[INPUT ROWS start]

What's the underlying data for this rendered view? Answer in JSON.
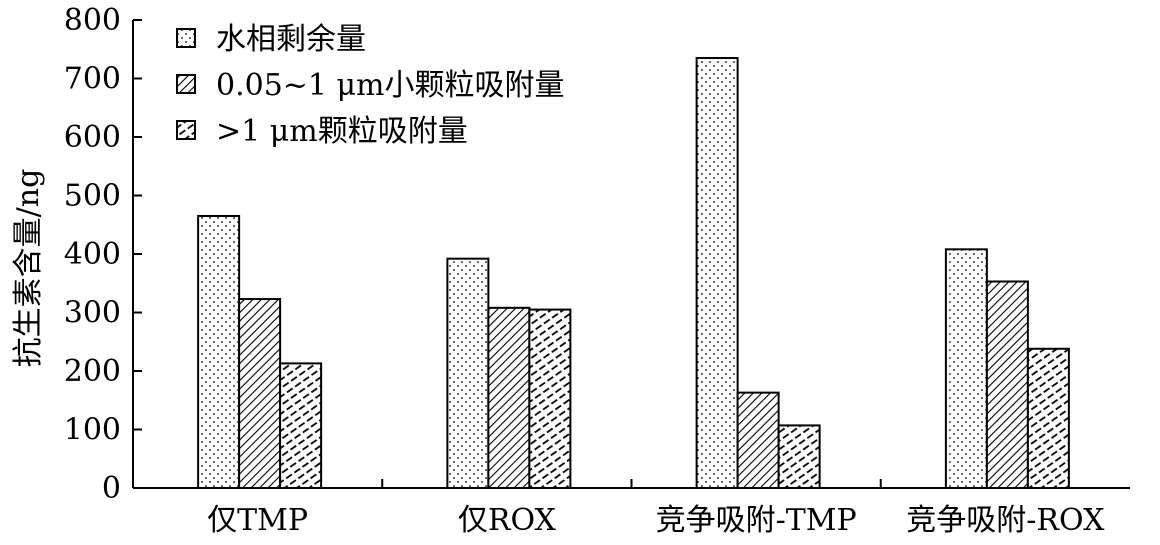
{
  "chart_data": {
    "type": "bar",
    "title": "",
    "xlabel": "",
    "ylabel": "抗生素含量/ng",
    "ylim": [
      0,
      800
    ],
    "yticks": [
      0,
      100,
      200,
      300,
      400,
      500,
      600,
      700,
      800
    ],
    "grid": false,
    "legend_position": "top-left",
    "categories": [
      "仅TMP",
      "仅ROX",
      "竞争吸附-TMP",
      "竞争吸附-ROX"
    ],
    "series": [
      {
        "name": "水相剩余量",
        "pattern": "dots",
        "values": [
          465,
          392,
          735,
          408
        ]
      },
      {
        "name": "0.05~1 μm小颗粒吸附量",
        "pattern": "diagonal-dense",
        "values": [
          323,
          308,
          163,
          353
        ]
      },
      {
        "name": ">1 μm颗粒吸附量",
        "pattern": "diagonal-dashed",
        "values": [
          213,
          305,
          107,
          238
        ]
      }
    ]
  }
}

[INPUT ROWS end]

Drop the images and repeat the data exactly.

TASK OUTPUT:
What's the underlying data for this rendered view? Answer in JSON.
{
  "chart_data": {
    "type": "bar",
    "title": "",
    "xlabel": "",
    "ylabel": "抗生素含量/ng",
    "ylim": [
      0,
      800
    ],
    "yticks": [
      0,
      100,
      200,
      300,
      400,
      500,
      600,
      700,
      800
    ],
    "grid": false,
    "legend_position": "top-left",
    "categories": [
      "仅TMP",
      "仅ROX",
      "竞争吸附-TMP",
      "竞争吸附-ROX"
    ],
    "series": [
      {
        "name": "水相剩余量",
        "pattern": "dots",
        "values": [
          465,
          392,
          735,
          408
        ]
      },
      {
        "name": "0.05~1 μm小颗粒吸附量",
        "pattern": "diagonal-dense",
        "values": [
          323,
          308,
          163,
          353
        ]
      },
      {
        "name": ">1 μm颗粒吸附量",
        "pattern": "diagonal-dashed",
        "values": [
          213,
          305,
          107,
          238
        ]
      }
    ]
  }
}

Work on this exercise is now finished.